— begin Data in this exercise —

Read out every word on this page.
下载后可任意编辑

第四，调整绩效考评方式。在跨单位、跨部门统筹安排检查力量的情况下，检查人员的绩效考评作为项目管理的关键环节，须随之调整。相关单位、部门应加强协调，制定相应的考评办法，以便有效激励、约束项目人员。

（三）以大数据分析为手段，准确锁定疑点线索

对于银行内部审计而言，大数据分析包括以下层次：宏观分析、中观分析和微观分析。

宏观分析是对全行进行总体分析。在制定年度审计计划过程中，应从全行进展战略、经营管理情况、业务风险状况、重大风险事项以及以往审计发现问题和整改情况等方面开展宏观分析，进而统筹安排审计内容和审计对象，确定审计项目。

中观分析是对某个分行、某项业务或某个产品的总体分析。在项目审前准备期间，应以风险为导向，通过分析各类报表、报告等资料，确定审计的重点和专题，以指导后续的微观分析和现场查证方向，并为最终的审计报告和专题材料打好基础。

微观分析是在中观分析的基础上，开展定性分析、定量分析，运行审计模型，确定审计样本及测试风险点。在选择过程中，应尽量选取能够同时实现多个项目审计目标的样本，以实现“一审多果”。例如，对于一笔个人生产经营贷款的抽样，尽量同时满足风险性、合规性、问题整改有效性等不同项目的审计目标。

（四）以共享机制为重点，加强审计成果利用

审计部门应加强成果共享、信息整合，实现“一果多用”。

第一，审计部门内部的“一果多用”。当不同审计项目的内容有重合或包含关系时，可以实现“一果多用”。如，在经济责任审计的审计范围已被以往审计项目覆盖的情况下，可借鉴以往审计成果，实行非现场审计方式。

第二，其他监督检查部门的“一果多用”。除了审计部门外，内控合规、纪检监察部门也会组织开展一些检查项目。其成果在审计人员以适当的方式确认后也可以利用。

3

— end Data in this exercise —

= The request =
From the records above, extract every line exactly as it stands.

= Expected answer =
Read out every word on this page.
下载后可任意编辑

第四，调整绩效考评方式。在跨单位、跨部门统筹安排检查力量的情况下，检查人员的绩效考评作为项目管理的关键环节，须随之调整。相关单位、部门应加强协调，制定相应的考评办法，以便有效激励、约束项目人员。

（三）以大数据分析为手段，准确锁定疑点线索

对于银行内部审计而言，大数据分析包括以下层次：宏观分析、中观分析和微观分析。

宏观分析是对全行进行总体分析。在制定年度审计计划过程中，应从全行进展战略、经营管理情况、业务风险状况、重大风险事项以及以往审计发现问题和整改情况等方面开展宏观分析，进而统筹安排审计内容和审计对象，确定审计项目。

中观分析是对某个分行、某项业务或某个产品的总体分析。在项目审前准备期间，应以风险为导向，通过分析各类报表、报告等资料，确定审计的重点和专题，以指导后续的微观分析和现场查证方向，并为最终的审计报告和专题材料打好基础。

微观分析是在中观分析的基础上，开展定性分析、定量分析，运行审计模型，确定审计样本及测试风险点。在选择过程中，应尽量选取能够同时实现多个项目审计目标的样本，以实现“一审多果”。例如，对于一笔个人生产经营贷款的抽样，尽量同时满足风险性、合规性、问题整改有效性等不同项目的审计目标。

（四）以共享机制为重点，加强审计成果利用

审计部门应加强成果共享、信息整合，实现“一果多用”。

第一，审计部门内部的“一果多用”。当不同审计项目的内容有重合或包含关系时，可以实现“一果多用”。如，在经济责任审计的审计范围已被以往审计项目覆盖的情况下，可借鉴以往审计成果，实行非现场审计方式。

第二，其他监督检查部门的“一果多用”。除了审计部门外，内控合规、纪检监察部门也会组织开展一些检查项目。其成果在审计人员以适当的方式确认后也可以利用。

3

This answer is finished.